▸ Material for this exercise
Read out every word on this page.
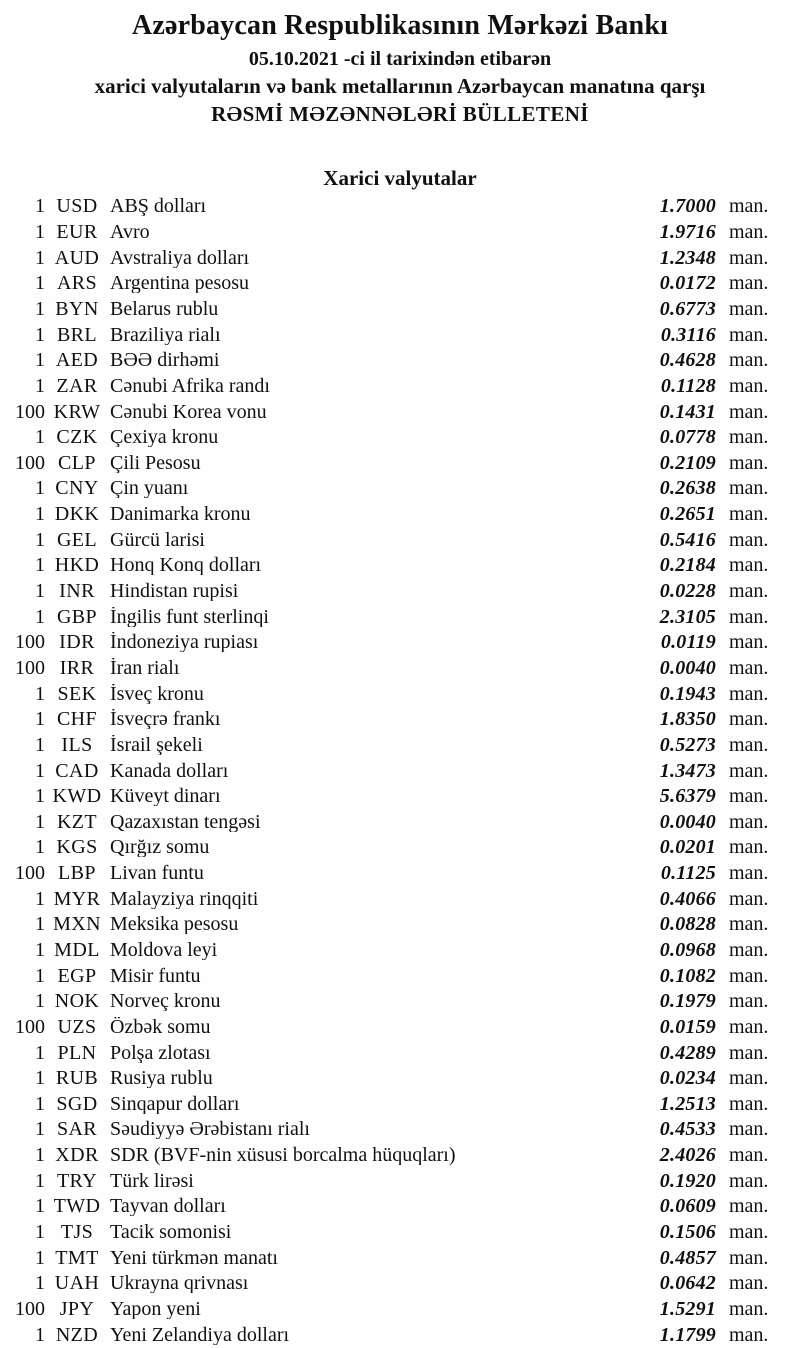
Azərbaycan Respublikasının Mərkəzi Bankı
05.10.2021 -ci il tarixindən etibarən
xarici valyutaların və bank metallarının Azərbaycan manatına qarşı
RƏSMİ MƏZƏNNƏLƏRİ BÜLLETENİ
Xarici valyutalar
1 USD ABŞ dolları	1.7000 man.
1 EUR Avro	1.9716 man.
1 AUD Avstraliya dolları	1.2348 man.
1 ARS Argentina pesosu	0.0172 man.
1 BYN Belarus rublu	0.6773 man.
1 BRL Braziliya rialı	0.3116 man.
1 AED BƏƏ dirhəmi	0.4628 man.
1 ZAR Cənubi Afrika randı	0.1128 man.
100 KRW Cənubi Korea vonu	0.1431 man.
1 CZK Çexiya kronu	0.0778 man.
100 CLP Çili Pesosu	0.2109 man.
1 CNY Çin yuanı	0.2638 man.
1 DKK Danimarka kronu	0.2651 man.
1 GEL Gürcü larisi	0.5416 man.
1 HKD Honq Konq dolları	0.2184 man.
1 INR Hindistan rupisi	0.0228 man.
1 GBP İngilis funt sterlinqi	2.3105 man.
100 IDR İndoneziya rupiası	0.0119 man.
100 IRR İran rialı	0.0040 man.
1 SEK İsveç kronu	0.1943 man.
1 CHF İsveçrə frankı	1.8350 man.
1 ILS İsrail şekeli	0.5273 man.
1 CAD Kanada dolları	1.3473 man.
1 KWD Küveyt dinarı	5.6379 man.
1 KZT Qazaxıstan tengəsi	0.0040 man.
1 KGS Qırğız somu	0.0201 man.
100 LBP Livan funtu	0.1125 man.
1 MYR Malayziya rinqqiti	0.4066 man.
1 MXN Meksika pesosu	0.0828 man.
1 MDL Moldova leyi	0.0968 man.
1 EGP Misir funtu	0.1082 man.
1 NOK Norveç kronu	0.1979 man.
100 UZS Özbək somu	0.0159 man.
1 PLN Polşa zlotası	0.4289 man.
1 RUB Rusiya rublu	0.0234 man.
1 SGD Sinqapur dolları	1.2513 man.
1 SAR Səudiyyə Ərəbistanı rialı	0.4533 man.
1 XDR SDR (BVF-nin xüsusi borcalma hüquqları)	2.4026 man.
1 TRY Türk lirəsi	0.1920 man.
1 TWD Tayvan dolları	0.0609 man.
1 TJS Tacik somonisi	0.1506 man.
1 TMT Yeni türkmən manatı	0.4857 man.
1 UAH Ukrayna qrivnası	0.0642 man.
100 JPY Yapon yeni	1.5291 man.
1 NZD Yeni Zelandiya dolları	1.1799 man.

▸ What the task asks
Write out the whole listing again, exactly, with no pictures.

▸ Answer to this exercise
Read out every word on this page.
Azərbaycan Respublikasının Mərkəzi Bankı
05.10.2021 -ci il tarixindən etibarən
xarici valyutaların və bank metallarının Azərbaycan manatına qarşı
RƏSMİ MƏZƏNNƏLƏRİ BÜLLETENİ
Xarici valyutalar
1 USD ABŞ dolları	1.7000 man.
1 EUR Avro	1.9716 man.
1 AUD Avstraliya dolları	1.2348 man.
1 ARS Argentina pesosu	0.0172 man.
1 BYN Belarus rublu	0.6773 man.
1 BRL Braziliya rialı	0.3116 man.
1 AED BƏƏ dirhəmi	0.4628 man.
1 ZAR Cənubi Afrika randı	0.1128 man.
100 KRW Cənubi Korea vonu	0.1431 man.
1 CZK Çexiya kronu	0.0778 man.
100 CLP Çili Pesosu	0.2109 man.
1 CNY Çin yuanı	0.2638 man.
1 DKK Danimarka kronu	0.2651 man.
1 GEL Gürcü larisi	0.5416 man.
1 HKD Honq Konq dolları	0.2184 man.
1 INR Hindistan rupisi	0.0228 man.
1 GBP İngilis funt sterlinqi	2.3105 man.
100 IDR İndoneziya rupiası	0.0119 man.
100 IRR İran rialı	0.0040 man.
1 SEK İsveç kronu	0.1943 man.
1 CHF İsveçrə frankı	1.8350 man.
1 ILS İsrail şekeli	0.5273 man.
1 CAD Kanada dolları	1.3473 man.
1 KWD Küveyt dinarı	5.6379 man.
1 KZT Qazaxıstan tengəsi	0.0040 man.
1 KGS Qırğız somu	0.0201 man.
100 LBP Livan funtu	0.1125 man.
1 MYR Malayziya rinqqiti	0.4066 man.
1 MXN Meksika pesosu	0.0828 man.
1 MDL Moldova leyi	0.0968 man.
1 EGP Misir funtu	0.1082 man.
1 NOK Norveç kronu	0.1979 man.
100 UZS Özbək somu	0.0159 man.
1 PLN Polşa zlotası	0.4289 man.
1 RUB Rusiya rublu	0.0234 man.
1 SGD Sinqapur dolları	1.2513 man.
1 SAR Səudiyyə Ərəbistanı rialı	0.4533 man.
1 XDR SDR (BVF-nin xüsusi borcalma hüquqları)	2.4026 man.
1 TRY Türk lirəsi	0.1920 man.
1 TWD Tayvan dolları	0.0609 man.
1 TJS Tacik somonisi	0.1506 man.
1 TMT Yeni türkmən manatı	0.4857 man.
1 UAH Ukrayna qrivnası	0.0642 man.
100 JPY Yapon yeni	1.5291 man.
1 NZD Yeni Zelandiya dolları	1.1799 man.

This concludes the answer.